TASK DATA:
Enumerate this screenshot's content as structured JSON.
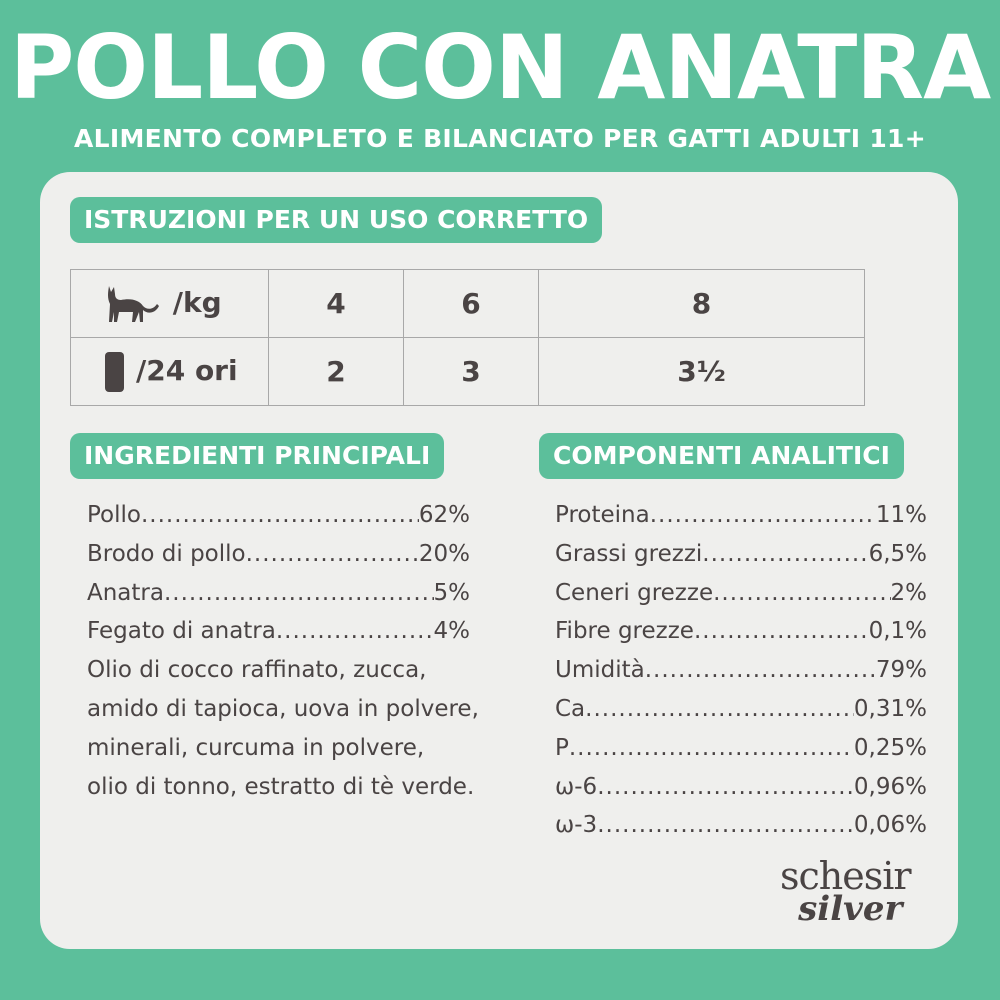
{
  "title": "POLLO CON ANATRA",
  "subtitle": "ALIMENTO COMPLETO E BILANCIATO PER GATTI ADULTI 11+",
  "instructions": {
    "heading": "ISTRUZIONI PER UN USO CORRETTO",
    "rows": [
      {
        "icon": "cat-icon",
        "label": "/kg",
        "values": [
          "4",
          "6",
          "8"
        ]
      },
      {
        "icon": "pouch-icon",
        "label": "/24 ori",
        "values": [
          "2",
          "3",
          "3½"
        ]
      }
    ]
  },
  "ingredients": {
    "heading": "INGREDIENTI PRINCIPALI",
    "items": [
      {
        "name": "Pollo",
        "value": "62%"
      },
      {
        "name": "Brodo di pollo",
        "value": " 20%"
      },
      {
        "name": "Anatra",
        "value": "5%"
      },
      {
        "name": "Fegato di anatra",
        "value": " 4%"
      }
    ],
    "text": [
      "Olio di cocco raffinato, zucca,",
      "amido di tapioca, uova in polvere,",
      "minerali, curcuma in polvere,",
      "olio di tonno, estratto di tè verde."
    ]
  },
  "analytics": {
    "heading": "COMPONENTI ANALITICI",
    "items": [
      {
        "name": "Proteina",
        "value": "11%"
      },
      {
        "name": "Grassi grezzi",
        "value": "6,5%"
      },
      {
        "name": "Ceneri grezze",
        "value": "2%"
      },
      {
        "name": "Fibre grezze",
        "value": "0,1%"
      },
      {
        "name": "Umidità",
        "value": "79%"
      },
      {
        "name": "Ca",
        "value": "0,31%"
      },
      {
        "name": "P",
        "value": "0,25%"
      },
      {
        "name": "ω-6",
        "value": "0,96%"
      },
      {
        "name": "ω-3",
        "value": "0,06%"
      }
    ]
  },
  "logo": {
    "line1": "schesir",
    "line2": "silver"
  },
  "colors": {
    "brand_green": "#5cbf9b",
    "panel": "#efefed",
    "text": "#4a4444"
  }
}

PROMPT: In your copy, repeat each record exactly and include no pictures.

SOLUTION FOR THIS PROBLEM:
Enumerate this screenshot's content as structured JSON.
{
  "title": "POLLO CON ANATRA",
  "subtitle": "ALIMENTO COMPLETO E BILANCIATO PER GATTI ADULTI 11+",
  "instructions": {
    "heading": "ISTRUZIONI PER UN USO CORRETTO",
    "rows": [
      {
        "icon": "cat-icon",
        "label": "/kg",
        "values": [
          "4",
          "6",
          "8"
        ]
      },
      {
        "icon": "pouch-icon",
        "label": "/24 ori",
        "values": [
          "2",
          "3",
          "3½"
        ]
      }
    ]
  },
  "ingredients": {
    "heading": "INGREDIENTI PRINCIPALI",
    "items": [
      {
        "name": "Pollo",
        "value": "62%"
      },
      {
        "name": "Brodo di pollo",
        "value": " 20%"
      },
      {
        "name": "Anatra",
        "value": "5%"
      },
      {
        "name": "Fegato di anatra",
        "value": " 4%"
      }
    ],
    "text": [
      "Olio di cocco raffinato, zucca,",
      "amido di tapioca, uova in polvere,",
      "minerali, curcuma in polvere,",
      "olio di tonno, estratto di tè verde."
    ]
  },
  "analytics": {
    "heading": "COMPONENTI ANALITICI",
    "items": [
      {
        "name": "Proteina",
        "value": "11%"
      },
      {
        "name": "Grassi grezzi",
        "value": "6,5%"
      },
      {
        "name": "Ceneri grezze",
        "value": "2%"
      },
      {
        "name": "Fibre grezze",
        "value": "0,1%"
      },
      {
        "name": "Umidità",
        "value": "79%"
      },
      {
        "name": "Ca",
        "value": "0,31%"
      },
      {
        "name": "P",
        "value": "0,25%"
      },
      {
        "name": "ω-6",
        "value": "0,96%"
      },
      {
        "name": "ω-3",
        "value": "0,06%"
      }
    ]
  },
  "logo": {
    "line1": "schesir",
    "line2": "silver"
  },
  "colors": {
    "brand_green": "#5cbf9b",
    "panel": "#efefed",
    "text": "#4a4444"
  }
}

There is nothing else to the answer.